_WHAT TO WORK ON:_ Restate, word for word, the run of lines that starts at the line containing "Give me the" and ends with the final line of the listing. Leave pictures out.

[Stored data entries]
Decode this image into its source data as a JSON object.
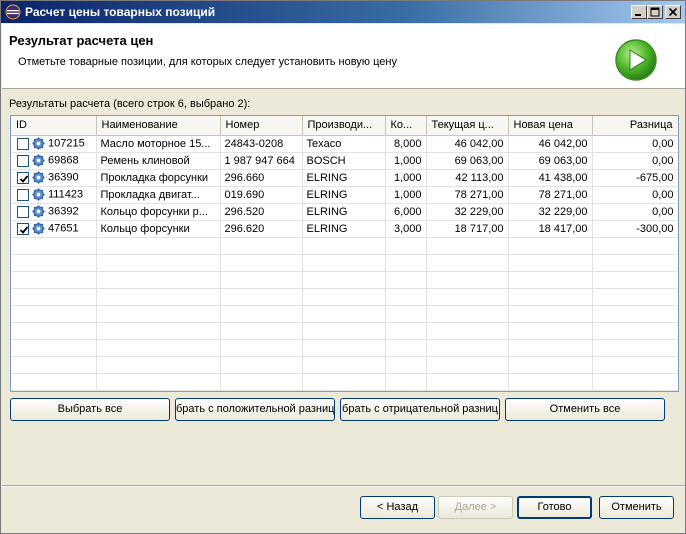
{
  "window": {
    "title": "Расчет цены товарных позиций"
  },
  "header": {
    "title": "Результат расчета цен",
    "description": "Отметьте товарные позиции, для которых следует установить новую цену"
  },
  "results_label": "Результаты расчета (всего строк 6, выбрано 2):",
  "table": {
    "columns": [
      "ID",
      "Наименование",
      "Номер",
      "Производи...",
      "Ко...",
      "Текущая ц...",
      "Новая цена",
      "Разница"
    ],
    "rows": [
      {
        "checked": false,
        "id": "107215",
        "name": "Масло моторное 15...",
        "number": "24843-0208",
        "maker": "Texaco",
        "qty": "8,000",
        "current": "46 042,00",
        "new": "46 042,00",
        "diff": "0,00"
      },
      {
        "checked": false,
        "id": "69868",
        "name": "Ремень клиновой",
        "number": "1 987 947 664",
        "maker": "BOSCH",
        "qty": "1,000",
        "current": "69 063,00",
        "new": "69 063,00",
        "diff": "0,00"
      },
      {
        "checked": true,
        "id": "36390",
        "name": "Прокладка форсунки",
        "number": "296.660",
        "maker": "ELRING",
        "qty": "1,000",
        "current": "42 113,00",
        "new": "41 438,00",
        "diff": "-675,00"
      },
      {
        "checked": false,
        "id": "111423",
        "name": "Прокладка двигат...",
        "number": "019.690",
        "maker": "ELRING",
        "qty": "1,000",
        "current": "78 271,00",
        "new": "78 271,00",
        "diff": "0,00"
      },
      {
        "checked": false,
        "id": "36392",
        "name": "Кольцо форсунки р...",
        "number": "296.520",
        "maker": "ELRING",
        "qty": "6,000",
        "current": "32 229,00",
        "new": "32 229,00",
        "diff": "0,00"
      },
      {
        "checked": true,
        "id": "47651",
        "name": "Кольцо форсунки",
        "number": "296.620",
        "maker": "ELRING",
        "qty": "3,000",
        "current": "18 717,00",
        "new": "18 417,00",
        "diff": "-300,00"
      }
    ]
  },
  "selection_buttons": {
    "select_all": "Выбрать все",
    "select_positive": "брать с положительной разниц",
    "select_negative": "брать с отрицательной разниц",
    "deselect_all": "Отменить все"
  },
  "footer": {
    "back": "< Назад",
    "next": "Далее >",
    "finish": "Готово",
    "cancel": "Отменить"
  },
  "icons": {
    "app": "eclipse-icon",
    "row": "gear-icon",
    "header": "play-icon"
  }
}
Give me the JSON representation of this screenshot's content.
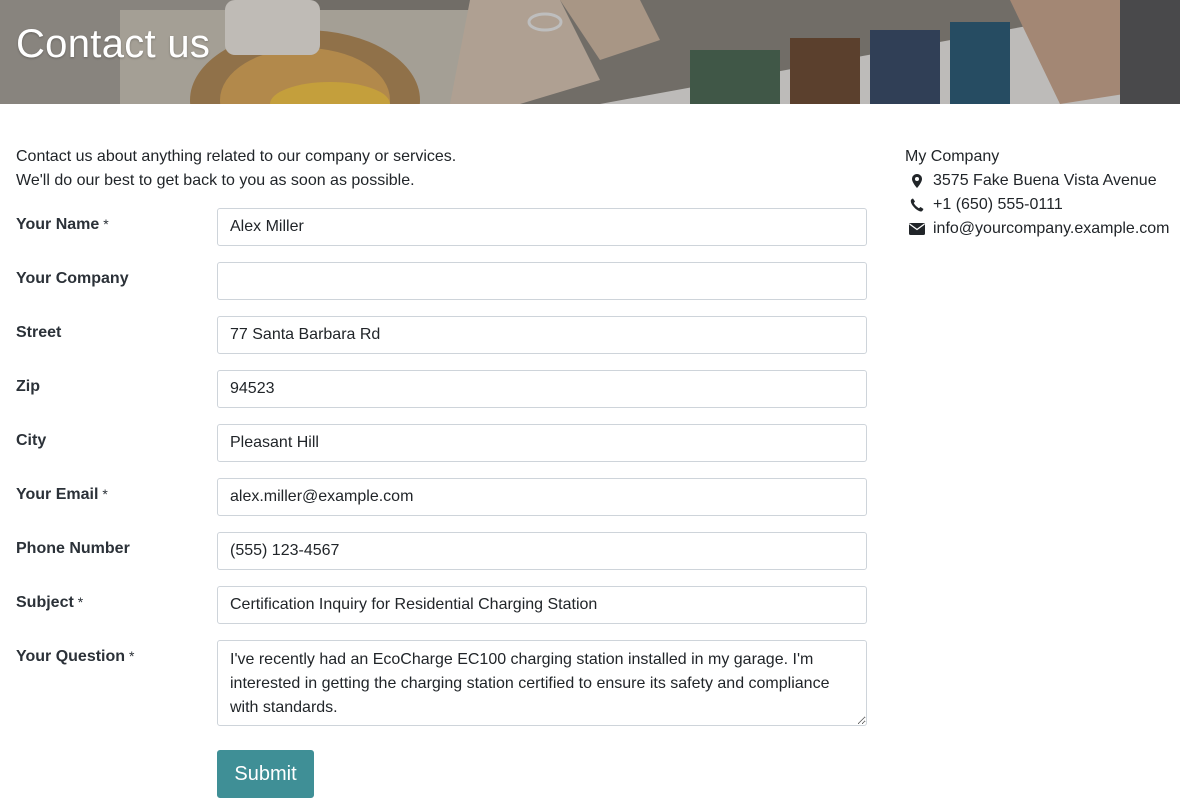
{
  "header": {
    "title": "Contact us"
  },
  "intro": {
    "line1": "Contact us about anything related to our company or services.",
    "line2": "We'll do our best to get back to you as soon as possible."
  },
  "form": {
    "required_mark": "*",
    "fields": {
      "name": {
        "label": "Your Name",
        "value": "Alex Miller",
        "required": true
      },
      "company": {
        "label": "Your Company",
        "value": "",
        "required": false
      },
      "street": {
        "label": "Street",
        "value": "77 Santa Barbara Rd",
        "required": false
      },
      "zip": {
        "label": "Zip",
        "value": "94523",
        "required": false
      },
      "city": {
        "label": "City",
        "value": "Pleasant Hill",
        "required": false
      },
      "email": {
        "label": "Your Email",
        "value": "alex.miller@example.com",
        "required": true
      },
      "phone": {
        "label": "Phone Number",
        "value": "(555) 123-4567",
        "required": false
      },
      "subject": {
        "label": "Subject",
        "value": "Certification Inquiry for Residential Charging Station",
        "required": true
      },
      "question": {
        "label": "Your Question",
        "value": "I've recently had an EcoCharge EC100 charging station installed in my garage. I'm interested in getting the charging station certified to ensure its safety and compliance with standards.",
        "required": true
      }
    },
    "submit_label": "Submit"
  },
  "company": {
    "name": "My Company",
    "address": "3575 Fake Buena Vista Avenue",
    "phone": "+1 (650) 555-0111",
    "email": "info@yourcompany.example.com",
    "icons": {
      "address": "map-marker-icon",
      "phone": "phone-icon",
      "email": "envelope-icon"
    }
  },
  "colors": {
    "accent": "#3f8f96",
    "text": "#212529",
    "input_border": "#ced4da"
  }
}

_TASK RESULT:_
Give me the JSON representation of this screenshot's content.
{
  "header": {
    "title": "Contact us"
  },
  "intro": {
    "line1": "Contact us about anything related to our company or services.",
    "line2": "We'll do our best to get back to you as soon as possible."
  },
  "form": {
    "required_mark": "*",
    "fields": {
      "name": {
        "label": "Your Name",
        "value": "Alex Miller",
        "required": true
      },
      "company": {
        "label": "Your Company",
        "value": "",
        "required": false
      },
      "street": {
        "label": "Street",
        "value": "77 Santa Barbara Rd",
        "required": false
      },
      "zip": {
        "label": "Zip",
        "value": "94523",
        "required": false
      },
      "city": {
        "label": "City",
        "value": "Pleasant Hill",
        "required": false
      },
      "email": {
        "label": "Your Email",
        "value": "alex.miller@example.com",
        "required": true
      },
      "phone": {
        "label": "Phone Number",
        "value": "(555) 123-4567",
        "required": false
      },
      "subject": {
        "label": "Subject",
        "value": "Certification Inquiry for Residential Charging Station",
        "required": true
      },
      "question": {
        "label": "Your Question",
        "value": "I've recently had an EcoCharge EC100 charging station installed in my garage. I'm interested in getting the charging station certified to ensure its safety and compliance with standards.",
        "required": true
      }
    },
    "submit_label": "Submit"
  },
  "company": {
    "name": "My Company",
    "address": "3575 Fake Buena Vista Avenue",
    "phone": "+1 (650) 555-0111",
    "email": "info@yourcompany.example.com",
    "icons": {
      "address": "map-marker-icon",
      "phone": "phone-icon",
      "email": "envelope-icon"
    }
  },
  "colors": {
    "accent": "#3f8f96",
    "text": "#212529",
    "input_border": "#ced4da"
  }
}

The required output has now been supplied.